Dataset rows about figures
※ ※ ※

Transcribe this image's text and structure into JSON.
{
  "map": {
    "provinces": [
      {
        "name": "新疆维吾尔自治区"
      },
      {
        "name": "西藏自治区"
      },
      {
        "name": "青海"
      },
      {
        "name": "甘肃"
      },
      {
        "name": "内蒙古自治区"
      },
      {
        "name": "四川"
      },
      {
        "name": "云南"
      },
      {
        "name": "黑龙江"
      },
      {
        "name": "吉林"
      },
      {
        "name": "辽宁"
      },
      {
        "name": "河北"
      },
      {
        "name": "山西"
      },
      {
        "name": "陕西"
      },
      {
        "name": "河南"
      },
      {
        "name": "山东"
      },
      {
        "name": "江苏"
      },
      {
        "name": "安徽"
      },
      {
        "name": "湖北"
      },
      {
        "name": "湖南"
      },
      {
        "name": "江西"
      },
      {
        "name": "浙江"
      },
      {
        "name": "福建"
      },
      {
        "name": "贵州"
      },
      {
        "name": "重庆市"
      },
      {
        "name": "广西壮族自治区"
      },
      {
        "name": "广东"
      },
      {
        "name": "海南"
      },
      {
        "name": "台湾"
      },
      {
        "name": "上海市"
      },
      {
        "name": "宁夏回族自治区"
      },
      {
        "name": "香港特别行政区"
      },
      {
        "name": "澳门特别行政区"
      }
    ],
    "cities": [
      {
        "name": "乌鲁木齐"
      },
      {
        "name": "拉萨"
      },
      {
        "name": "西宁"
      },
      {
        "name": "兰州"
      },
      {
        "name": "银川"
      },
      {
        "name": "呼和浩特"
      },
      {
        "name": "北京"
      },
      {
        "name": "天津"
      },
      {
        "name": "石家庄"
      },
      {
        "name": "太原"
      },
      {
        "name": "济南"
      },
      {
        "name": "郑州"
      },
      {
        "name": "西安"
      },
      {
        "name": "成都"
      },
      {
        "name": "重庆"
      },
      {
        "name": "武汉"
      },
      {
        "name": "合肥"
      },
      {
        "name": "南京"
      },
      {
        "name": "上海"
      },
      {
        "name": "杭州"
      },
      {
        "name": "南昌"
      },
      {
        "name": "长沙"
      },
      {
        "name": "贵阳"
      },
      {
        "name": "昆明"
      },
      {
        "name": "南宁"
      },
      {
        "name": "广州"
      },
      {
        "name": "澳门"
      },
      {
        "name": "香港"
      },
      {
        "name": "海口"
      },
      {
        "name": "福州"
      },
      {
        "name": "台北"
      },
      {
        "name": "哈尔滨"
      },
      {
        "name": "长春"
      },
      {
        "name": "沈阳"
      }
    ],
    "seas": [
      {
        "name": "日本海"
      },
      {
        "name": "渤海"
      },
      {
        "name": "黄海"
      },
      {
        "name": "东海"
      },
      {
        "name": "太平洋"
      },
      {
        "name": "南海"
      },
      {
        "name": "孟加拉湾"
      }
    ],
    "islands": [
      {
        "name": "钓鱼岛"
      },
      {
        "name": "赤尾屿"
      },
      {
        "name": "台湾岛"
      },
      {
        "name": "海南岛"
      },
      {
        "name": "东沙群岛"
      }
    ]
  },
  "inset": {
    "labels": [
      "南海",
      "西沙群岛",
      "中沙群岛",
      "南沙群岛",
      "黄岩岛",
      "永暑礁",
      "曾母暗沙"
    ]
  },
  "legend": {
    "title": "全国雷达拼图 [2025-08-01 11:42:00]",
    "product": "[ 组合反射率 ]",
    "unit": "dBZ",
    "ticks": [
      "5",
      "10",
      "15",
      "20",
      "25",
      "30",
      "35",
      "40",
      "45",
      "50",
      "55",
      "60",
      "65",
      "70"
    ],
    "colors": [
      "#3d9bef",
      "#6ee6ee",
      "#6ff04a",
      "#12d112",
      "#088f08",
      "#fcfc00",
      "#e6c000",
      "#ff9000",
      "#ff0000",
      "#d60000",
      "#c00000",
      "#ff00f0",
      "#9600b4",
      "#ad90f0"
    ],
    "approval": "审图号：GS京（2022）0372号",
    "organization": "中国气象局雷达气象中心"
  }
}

※ ※ ※

Please output the entries above, every line exactly as it reads.

• **Written solution**
Transcribe this image's text and structure into JSON.
{
  "map": {
    "provinces": [
      {
        "name": "新疆维吾尔自治区"
      },
      {
        "name": "西藏自治区"
      },
      {
        "name": "青海"
      },
      {
        "name": "甘肃"
      },
      {
        "name": "内蒙古自治区"
      },
      {
        "name": "四川"
      },
      {
        "name": "云南"
      },
      {
        "name": "黑龙江"
      },
      {
        "name": "吉林"
      },
      {
        "name": "辽宁"
      },
      {
        "name": "河北"
      },
      {
        "name": "山西"
      },
      {
        "name": "陕西"
      },
      {
        "name": "河南"
      },
      {
        "name": "山东"
      },
      {
        "name": "江苏"
      },
      {
        "name": "安徽"
      },
      {
        "name": "湖北"
      },
      {
        "name": "湖南"
      },
      {
        "name": "江西"
      },
      {
        "name": "浙江"
      },
      {
        "name": "福建"
      },
      {
        "name": "贵州"
      },
      {
        "name": "重庆市"
      },
      {
        "name": "广西壮族自治区"
      },
      {
        "name": "广东"
      },
      {
        "name": "海南"
      },
      {
        "name": "台湾"
      },
      {
        "name": "上海市"
      },
      {
        "name": "宁夏回族自治区"
      },
      {
        "name": "香港特别行政区"
      },
      {
        "name": "澳门特别行政区"
      }
    ],
    "cities": [
      {
        "name": "乌鲁木齐"
      },
      {
        "name": "拉萨"
      },
      {
        "name": "西宁"
      },
      {
        "name": "兰州"
      },
      {
        "name": "银川"
      },
      {
        "name": "呼和浩特"
      },
      {
        "name": "北京"
      },
      {
        "name": "天津"
      },
      {
        "name": "石家庄"
      },
      {
        "name": "太原"
      },
      {
        "name": "济南"
      },
      {
        "name": "郑州"
      },
      {
        "name": "西安"
      },
      {
        "name": "成都"
      },
      {
        "name": "重庆"
      },
      {
        "name": "武汉"
      },
      {
        "name": "合肥"
      },
      {
        "name": "南京"
      },
      {
        "name": "上海"
      },
      {
        "name": "杭州"
      },
      {
        "name": "南昌"
      },
      {
        "name": "长沙"
      },
      {
        "name": "贵阳"
      },
      {
        "name": "昆明"
      },
      {
        "name": "南宁"
      },
      {
        "name": "广州"
      },
      {
        "name": "澳门"
      },
      {
        "name": "香港"
      },
      {
        "name": "海口"
      },
      {
        "name": "福州"
      },
      {
        "name": "台北"
      },
      {
        "name": "哈尔滨"
      },
      {
        "name": "长春"
      },
      {
        "name": "沈阳"
      }
    ],
    "seas": [
      {
        "name": "日本海"
      },
      {
        "name": "渤海"
      },
      {
        "name": "黄海"
      },
      {
        "name": "东海"
      },
      {
        "name": "太平洋"
      },
      {
        "name": "南海"
      },
      {
        "name": "孟加拉湾"
      }
    ],
    "islands": [
      {
        "name": "钓鱼岛"
      },
      {
        "name": "赤尾屿"
      },
      {
        "name": "台湾岛"
      },
      {
        "name": "海南岛"
      },
      {
        "name": "东沙群岛"
      }
    ]
  },
  "inset": {
    "labels": [
      "南海",
      "西沙群岛",
      "中沙群岛",
      "南沙群岛",
      "黄岩岛",
      "永暑礁",
      "曾母暗沙"
    ]
  },
  "legend": {
    "title": "全国雷达拼图 [2025-08-01 11:42:00]",
    "product": "[ 组合反射率 ]",
    "unit": "dBZ",
    "ticks": [
      "5",
      "10",
      "15",
      "20",
      "25",
      "30",
      "35",
      "40",
      "45",
      "50",
      "55",
      "60",
      "65",
      "70"
    ],
    "colors": [
      "#3d9bef",
      "#6ee6ee",
      "#6ff04a",
      "#12d112",
      "#088f08",
      "#fcfc00",
      "#e6c000",
      "#ff9000",
      "#ff0000",
      "#d60000",
      "#c00000",
      "#ff00f0",
      "#9600b4",
      "#ad90f0"
    ],
    "approval": "审图号：GS京（2022）0372号",
    "organization": "中国气象局雷达气象中心"
  }
}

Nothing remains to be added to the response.